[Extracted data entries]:
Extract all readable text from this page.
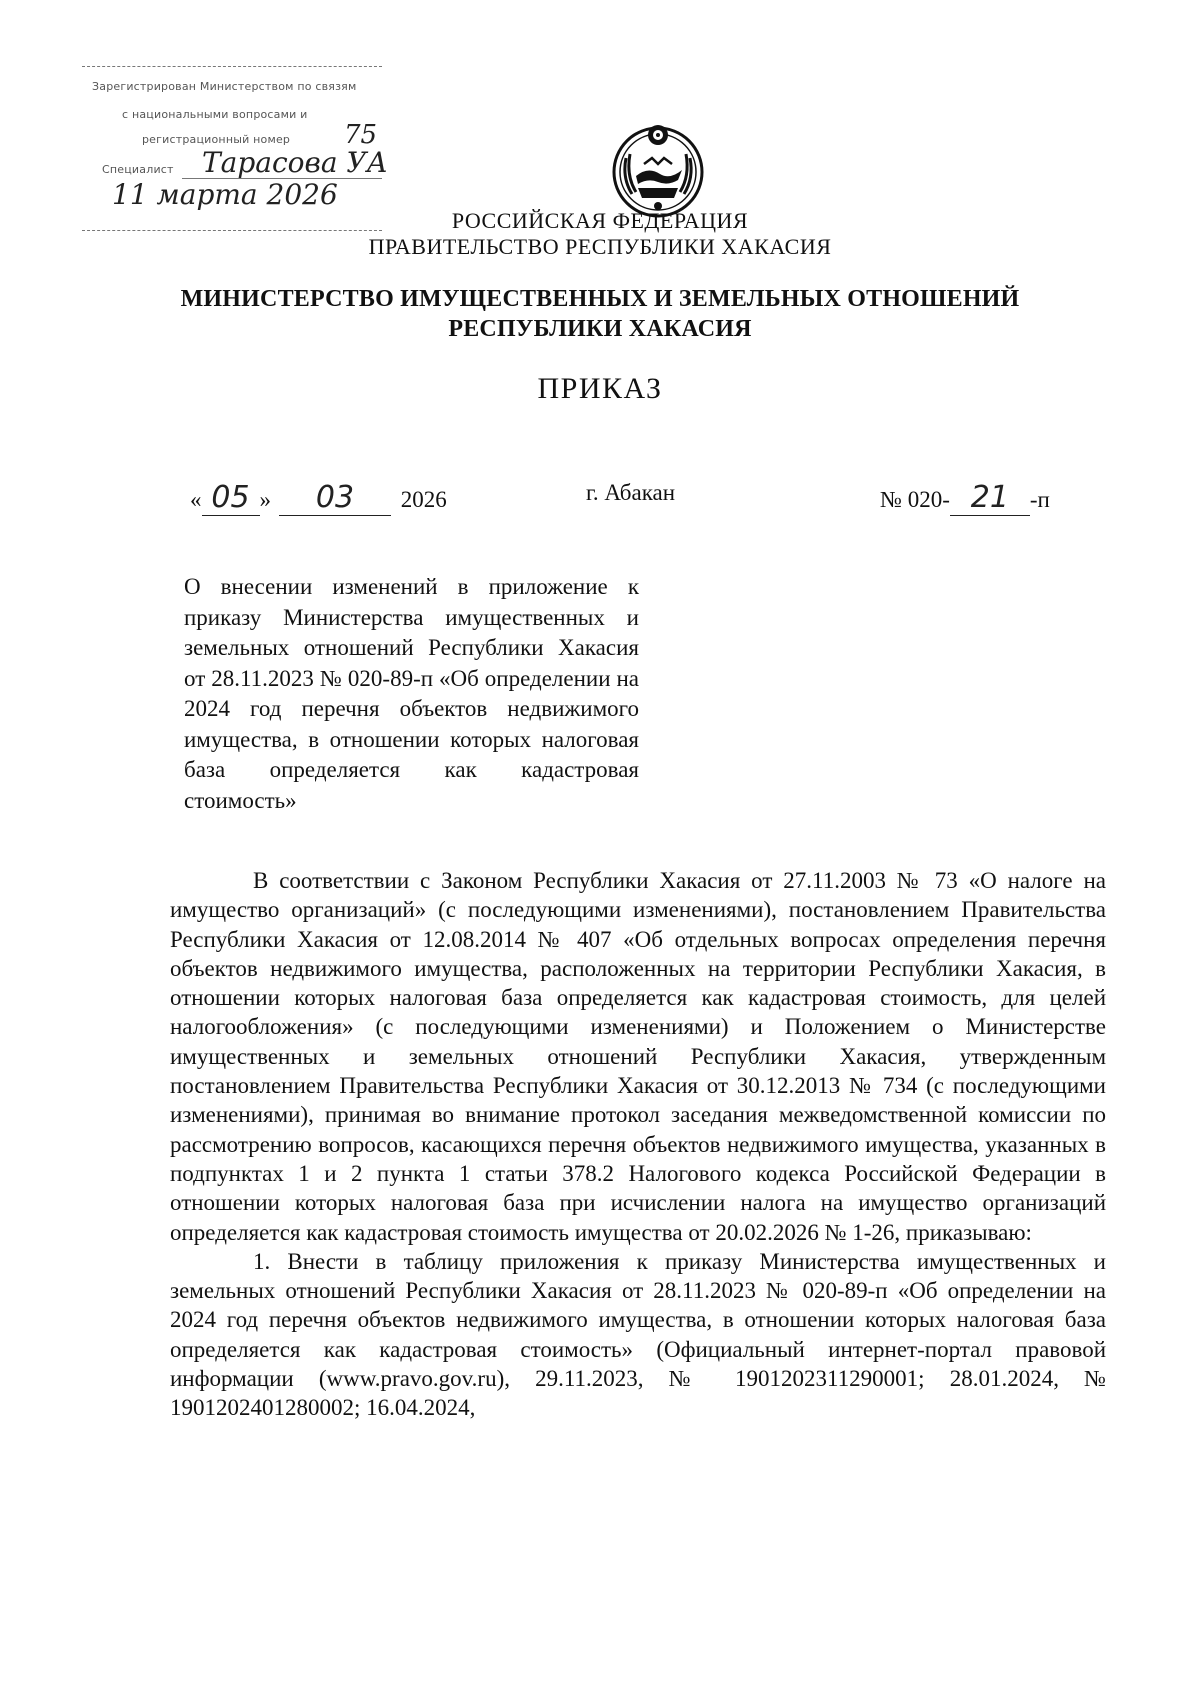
Зарегистрирован Министерством по связям
с национальными вопросами и
регистрационный номер 75
Специалист Тарасова УА
11 марта 2026
РОССИЙСКАЯ ФЕДЕРАЦИЯ
ПРАВИТЕЛЬСТВО РЕСПУБЛИКИ ХАКАСИЯ
МИНИСТЕРСТВО ИМУЩЕСТВЕННЫХ И ЗЕМЕЛЬНЫХ ОТНОШЕНИЙ
РЕСПУБЛИКИ ХАКАСИЯ
ПРИКАЗ
« 05 » 03 2026	г. Абакан	№ 020- 21 -п
О внесении изменений в приложение к приказу Министерства имущественных и земельных отношений Республики Хакасия от 28.11.2023 № 020-89-п «Об определении на 2024 год перечня объектов недвижимого имущества, в отношении которых налоговая база определяется как кадастровая стоимость»

В соответствии с Законом Республики Хакасия от 27.11.2003 № 73 «О налоге на имущество организаций» (с последующими изменениями), постановлением Правительства Республики Хакасия от 12.08.2014 № 407 «Об отдельных вопросах определения перечня объектов недвижимого имущества, расположенных на территории Республики Хакасия, в отношении которых налоговая база определяется как кадастровая стоимость, для целей налогообложения» (с последующими изменениями) и Положением о Министерстве имущественных и земельных отношений Республики Хакасия, утвержденным постановлением Правительства Республики Хакасия от 30.12.2013 № 734 (с последующими изменениями), принимая во внимание протокол заседания межведомственной комиссии по рассмотрению вопросов, касающихся перечня объектов недвижимого имущества, указанных в подпунктах 1 и 2 пункта 1 статьи 378.2 Налогового кодекса Российской Федерации в отношении которых налоговая база при исчислении налога на имущество организаций определяется как кадастровая стоимость имущества от 20.02.2026 № 1-26, приказываю:

1. Внести в таблицу приложения к приказу Министерства имущественных и земельных отношений Республики Хакасия от 28.11.2023 № 020-89-п «Об определении на 2024 год перечня объектов недвижимого имущества, в отношении которых налоговая база определяется как кадастровая стоимость» (Официальный интернет-портал правовой информации (www.pravo.gov.ru), 29.11.2023, № 1901202311290001; 28.01.2024, № 1901202401280002; 16.04.2024,
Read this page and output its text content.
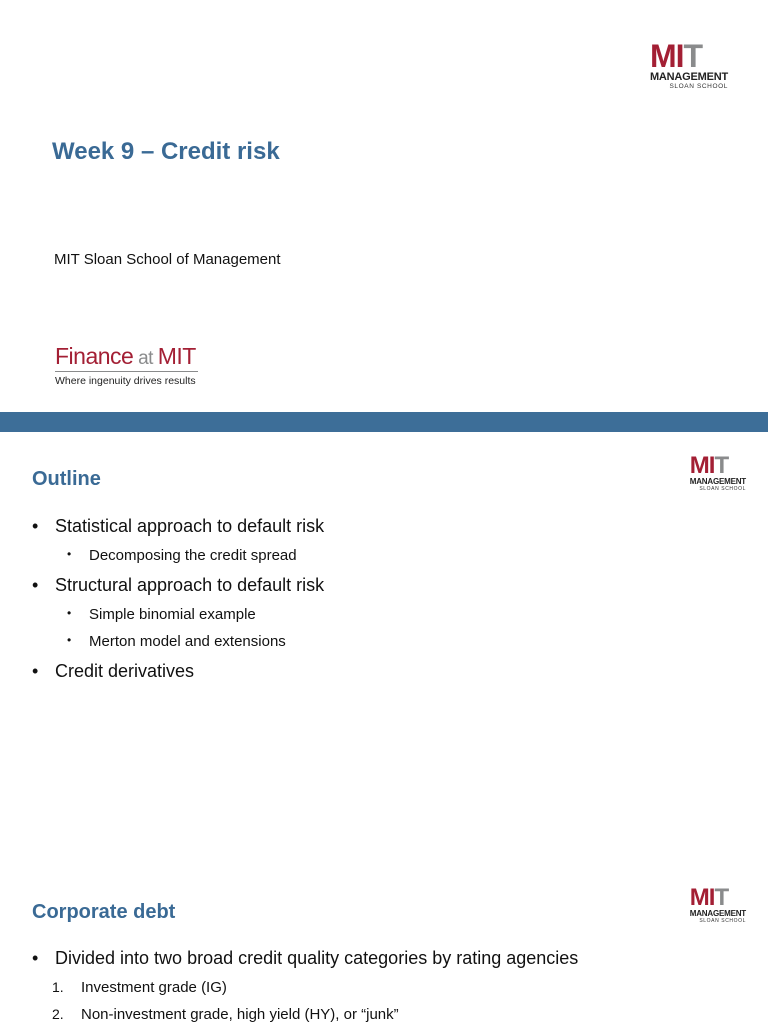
M I T
MANAGEMENT
SLOAN SCHOOL
Week 9 – Credit risk
MIT Sloan School of Management
Finance at MIT
Where ingenuity drives results
M I T
MANAGEMENT
SLOAN SCHOOL
Outline
• Statistical approach to default risk
• Decomposing the credit spread
• Structural approach to default risk
• Simple binomial example
• Merton model and extensions
• Credit derivatives
M I T
MANAGEMENT
SLOAN SCHOOL
Corporate debt
• Divided into two broad credit quality categories by rating agencies
1. Investment grade (IG)
2. Non-investment grade, high yield (HY), or “junk”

[GIVEN REQUEST]: Write out again, exactly, each line from the one containing "Read this page and output its text content." through the last line of the entries, and omit every picture.

[ANSWER TO THIS EXERCISE]:
Read this page and output its text content.
M I T
MANAGEMENT
SLOAN SCHOOL
Week 9 – Credit risk
MIT Sloan School of Management
Finance at MIT
Where ingenuity drives results
M I T
MANAGEMENT
SLOAN SCHOOL
Outline
• Statistical approach to default risk
• Decomposing the credit spread
• Structural approach to default risk
• Simple binomial example
• Merton model and extensions
• Credit derivatives
M I T
MANAGEMENT
SLOAN SCHOOL
Corporate debt
• Divided into two broad credit quality categories by rating agencies
1. Investment grade (IG)
2. Non-investment grade, high yield (HY), or “junk”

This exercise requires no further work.